WHAT YOU ARE ASKED TO DO: Across all the lines below, how many contain the string "одной"? Please reply with the number only.

Collected data
______________________________
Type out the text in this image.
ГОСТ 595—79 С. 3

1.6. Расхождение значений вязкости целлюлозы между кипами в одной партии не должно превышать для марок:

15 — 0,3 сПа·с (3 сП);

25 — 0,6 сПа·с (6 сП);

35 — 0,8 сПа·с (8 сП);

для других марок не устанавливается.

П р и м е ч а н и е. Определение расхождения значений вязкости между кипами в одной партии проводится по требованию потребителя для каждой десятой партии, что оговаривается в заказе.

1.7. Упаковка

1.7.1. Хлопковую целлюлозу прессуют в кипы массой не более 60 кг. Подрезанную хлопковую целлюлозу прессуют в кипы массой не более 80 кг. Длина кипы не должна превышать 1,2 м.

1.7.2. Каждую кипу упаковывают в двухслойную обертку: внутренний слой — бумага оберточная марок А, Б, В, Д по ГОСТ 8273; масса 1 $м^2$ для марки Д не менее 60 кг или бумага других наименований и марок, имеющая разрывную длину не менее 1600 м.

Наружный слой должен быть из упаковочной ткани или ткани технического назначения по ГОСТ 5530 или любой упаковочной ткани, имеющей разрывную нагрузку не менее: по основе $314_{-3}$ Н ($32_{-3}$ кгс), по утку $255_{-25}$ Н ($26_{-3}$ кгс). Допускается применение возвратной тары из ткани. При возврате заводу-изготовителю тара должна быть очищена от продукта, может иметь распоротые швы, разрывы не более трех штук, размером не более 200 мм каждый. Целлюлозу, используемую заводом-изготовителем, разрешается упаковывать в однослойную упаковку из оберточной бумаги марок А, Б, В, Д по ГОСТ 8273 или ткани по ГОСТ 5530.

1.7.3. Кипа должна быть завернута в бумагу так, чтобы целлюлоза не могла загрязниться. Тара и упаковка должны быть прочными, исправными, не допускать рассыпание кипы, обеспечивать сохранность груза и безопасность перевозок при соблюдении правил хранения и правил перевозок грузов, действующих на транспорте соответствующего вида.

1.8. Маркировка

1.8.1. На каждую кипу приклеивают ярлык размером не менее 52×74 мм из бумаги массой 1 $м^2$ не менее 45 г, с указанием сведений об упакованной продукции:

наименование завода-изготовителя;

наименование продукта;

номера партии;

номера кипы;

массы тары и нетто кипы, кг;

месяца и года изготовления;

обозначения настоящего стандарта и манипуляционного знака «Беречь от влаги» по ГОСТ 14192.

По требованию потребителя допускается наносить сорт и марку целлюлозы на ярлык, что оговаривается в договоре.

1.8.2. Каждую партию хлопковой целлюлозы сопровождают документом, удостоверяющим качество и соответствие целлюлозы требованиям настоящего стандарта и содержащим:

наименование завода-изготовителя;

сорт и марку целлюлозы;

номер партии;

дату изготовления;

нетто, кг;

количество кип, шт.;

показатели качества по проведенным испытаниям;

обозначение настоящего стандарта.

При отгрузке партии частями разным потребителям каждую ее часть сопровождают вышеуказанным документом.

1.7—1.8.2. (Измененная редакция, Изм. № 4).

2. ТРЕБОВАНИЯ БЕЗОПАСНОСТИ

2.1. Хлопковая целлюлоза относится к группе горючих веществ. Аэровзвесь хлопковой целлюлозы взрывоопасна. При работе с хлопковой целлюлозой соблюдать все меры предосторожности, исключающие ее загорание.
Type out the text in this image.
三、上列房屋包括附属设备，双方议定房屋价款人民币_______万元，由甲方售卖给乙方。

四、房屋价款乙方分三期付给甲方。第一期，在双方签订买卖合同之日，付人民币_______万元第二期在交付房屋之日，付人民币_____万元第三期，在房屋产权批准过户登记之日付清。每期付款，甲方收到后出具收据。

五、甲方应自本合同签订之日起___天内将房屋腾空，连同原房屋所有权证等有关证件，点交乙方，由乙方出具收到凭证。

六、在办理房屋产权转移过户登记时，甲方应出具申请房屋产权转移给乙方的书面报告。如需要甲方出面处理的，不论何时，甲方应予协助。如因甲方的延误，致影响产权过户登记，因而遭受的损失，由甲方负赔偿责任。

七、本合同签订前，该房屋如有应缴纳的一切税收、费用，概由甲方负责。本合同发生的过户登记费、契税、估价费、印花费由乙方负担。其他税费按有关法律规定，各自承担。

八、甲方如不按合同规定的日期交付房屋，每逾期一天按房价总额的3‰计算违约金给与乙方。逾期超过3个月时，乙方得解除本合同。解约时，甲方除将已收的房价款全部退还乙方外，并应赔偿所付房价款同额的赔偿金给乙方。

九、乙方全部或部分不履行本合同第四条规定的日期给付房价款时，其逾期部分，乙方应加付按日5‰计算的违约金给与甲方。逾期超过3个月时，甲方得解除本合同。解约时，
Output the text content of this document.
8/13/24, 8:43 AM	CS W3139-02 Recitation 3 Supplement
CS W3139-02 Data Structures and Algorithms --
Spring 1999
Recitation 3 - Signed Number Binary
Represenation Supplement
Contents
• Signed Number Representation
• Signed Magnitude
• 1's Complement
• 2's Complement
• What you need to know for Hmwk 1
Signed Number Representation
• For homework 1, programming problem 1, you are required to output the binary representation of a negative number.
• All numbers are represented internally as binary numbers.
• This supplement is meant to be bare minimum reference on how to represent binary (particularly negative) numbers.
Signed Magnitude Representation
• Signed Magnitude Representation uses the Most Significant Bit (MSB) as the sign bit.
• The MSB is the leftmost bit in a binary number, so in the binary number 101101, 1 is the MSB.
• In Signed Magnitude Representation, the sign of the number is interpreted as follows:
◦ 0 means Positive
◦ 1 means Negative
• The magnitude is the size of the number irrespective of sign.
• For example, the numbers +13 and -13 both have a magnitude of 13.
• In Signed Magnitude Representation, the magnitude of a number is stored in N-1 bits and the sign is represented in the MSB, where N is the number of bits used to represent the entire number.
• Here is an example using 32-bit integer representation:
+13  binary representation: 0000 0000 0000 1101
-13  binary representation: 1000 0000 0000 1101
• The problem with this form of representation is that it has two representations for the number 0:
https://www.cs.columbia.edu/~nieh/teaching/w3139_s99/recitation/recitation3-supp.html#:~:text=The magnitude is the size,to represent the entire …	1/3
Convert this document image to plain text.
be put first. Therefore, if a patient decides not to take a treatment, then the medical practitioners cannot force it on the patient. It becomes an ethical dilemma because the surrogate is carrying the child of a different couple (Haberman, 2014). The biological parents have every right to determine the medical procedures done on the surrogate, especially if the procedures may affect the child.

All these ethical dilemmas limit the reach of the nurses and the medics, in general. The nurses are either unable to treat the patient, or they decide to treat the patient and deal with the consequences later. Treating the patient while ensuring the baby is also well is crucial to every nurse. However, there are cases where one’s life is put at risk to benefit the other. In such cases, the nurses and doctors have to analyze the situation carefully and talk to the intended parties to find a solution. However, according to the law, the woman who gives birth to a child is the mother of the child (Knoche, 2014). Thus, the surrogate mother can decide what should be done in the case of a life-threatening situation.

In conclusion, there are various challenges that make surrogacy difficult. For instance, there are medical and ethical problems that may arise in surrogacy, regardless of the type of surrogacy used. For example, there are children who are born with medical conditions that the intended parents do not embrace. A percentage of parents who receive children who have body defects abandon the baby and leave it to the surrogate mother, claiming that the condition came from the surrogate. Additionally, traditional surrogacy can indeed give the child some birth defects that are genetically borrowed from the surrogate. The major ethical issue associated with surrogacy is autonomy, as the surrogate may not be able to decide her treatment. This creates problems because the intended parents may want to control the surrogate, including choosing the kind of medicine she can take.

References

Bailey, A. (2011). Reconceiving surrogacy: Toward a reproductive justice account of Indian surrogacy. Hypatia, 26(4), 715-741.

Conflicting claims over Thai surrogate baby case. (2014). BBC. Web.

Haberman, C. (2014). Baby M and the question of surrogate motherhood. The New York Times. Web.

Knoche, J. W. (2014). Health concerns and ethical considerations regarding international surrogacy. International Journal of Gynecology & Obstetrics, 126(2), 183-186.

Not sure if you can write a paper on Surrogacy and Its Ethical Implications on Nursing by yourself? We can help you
______________________________
THE OUTPUT: 2